* _EXERCISE OBJECTIVE_
Without altering anything, output the material below.
= = = =
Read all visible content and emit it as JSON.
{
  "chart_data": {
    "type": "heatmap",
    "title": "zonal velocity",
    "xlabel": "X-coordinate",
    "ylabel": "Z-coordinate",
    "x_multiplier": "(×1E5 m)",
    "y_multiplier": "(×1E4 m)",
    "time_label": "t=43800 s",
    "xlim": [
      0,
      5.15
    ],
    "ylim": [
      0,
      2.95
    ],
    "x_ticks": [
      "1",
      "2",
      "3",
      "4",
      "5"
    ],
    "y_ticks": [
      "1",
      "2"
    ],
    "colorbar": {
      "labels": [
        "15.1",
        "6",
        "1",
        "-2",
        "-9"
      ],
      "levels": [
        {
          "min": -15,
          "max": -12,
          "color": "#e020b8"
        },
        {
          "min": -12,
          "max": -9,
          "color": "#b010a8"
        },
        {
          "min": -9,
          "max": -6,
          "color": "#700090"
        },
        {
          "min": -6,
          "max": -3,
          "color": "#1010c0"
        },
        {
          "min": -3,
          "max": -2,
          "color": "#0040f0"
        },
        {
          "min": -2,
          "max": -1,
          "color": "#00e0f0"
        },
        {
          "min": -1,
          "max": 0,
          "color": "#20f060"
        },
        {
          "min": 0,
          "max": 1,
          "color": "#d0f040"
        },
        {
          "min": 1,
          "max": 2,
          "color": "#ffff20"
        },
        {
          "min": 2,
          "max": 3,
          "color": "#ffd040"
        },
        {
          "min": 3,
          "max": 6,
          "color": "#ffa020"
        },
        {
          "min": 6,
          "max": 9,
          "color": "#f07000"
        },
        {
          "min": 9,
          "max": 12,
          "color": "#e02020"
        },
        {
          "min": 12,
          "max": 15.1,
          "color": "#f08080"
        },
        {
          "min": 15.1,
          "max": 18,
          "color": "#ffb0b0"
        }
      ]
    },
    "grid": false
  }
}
= = = =
* _ANSWER_
Read all visible content and emit it as JSON.
{
  "chart_data": {
    "type": "heatmap",
    "title": "zonal velocity",
    "xlabel": "X-coordinate",
    "ylabel": "Z-coordinate",
    "x_multiplier": "(×1E5 m)",
    "y_multiplier": "(×1E4 m)",
    "time_label": "t=43800 s",
    "xlim": [
      0,
      5.15
    ],
    "ylim": [
      0,
      2.95
    ],
    "x_ticks": [
      "1",
      "2",
      "3",
      "4",
      "5"
    ],
    "y_ticks": [
      "1",
      "2"
    ],
    "colorbar": {
      "labels": [
        "15.1",
        "6",
        "1",
        "-2",
        "-9"
      ],
      "levels": [
        {
          "min": -15,
          "max": -12,
          "color": "#e020b8"
        },
        {
          "min": -12,
          "max": -9,
          "color": "#b010a8"
        },
        {
          "min": -9,
          "max": -6,
          "color": "#700090"
        },
        {
          "min": -6,
          "max": -3,
          "color": "#1010c0"
        },
        {
          "min": -3,
          "max": -2,
          "color": "#0040f0"
        },
        {
          "min": -2,
          "max": -1,
          "color": "#00e0f0"
        },
        {
          "min": -1,
          "max": 0,
          "color": "#20f060"
        },
        {
          "min": 0,
          "max": 1,
          "color": "#d0f040"
        },
        {
          "min": 1,
          "max": 2,
          "color": "#ffff20"
        },
        {
          "min": 2,
          "max": 3,
          "color": "#ffd040"
        },
        {
          "min": 3,
          "max": 6,
          "color": "#ffa020"
        },
        {
          "min": 6,
          "max": 9,
          "color": "#f07000"
        },
        {
          "min": 9,
          "max": 12,
          "color": "#e02020"
        },
        {
          "min": 12,
          "max": 15.1,
          "color": "#f08080"
        },
        {
          "min": 15.1,
          "max": 18,
          "color": "#ffb0b0"
        }
      ]
    },
    "grid": false
  }
}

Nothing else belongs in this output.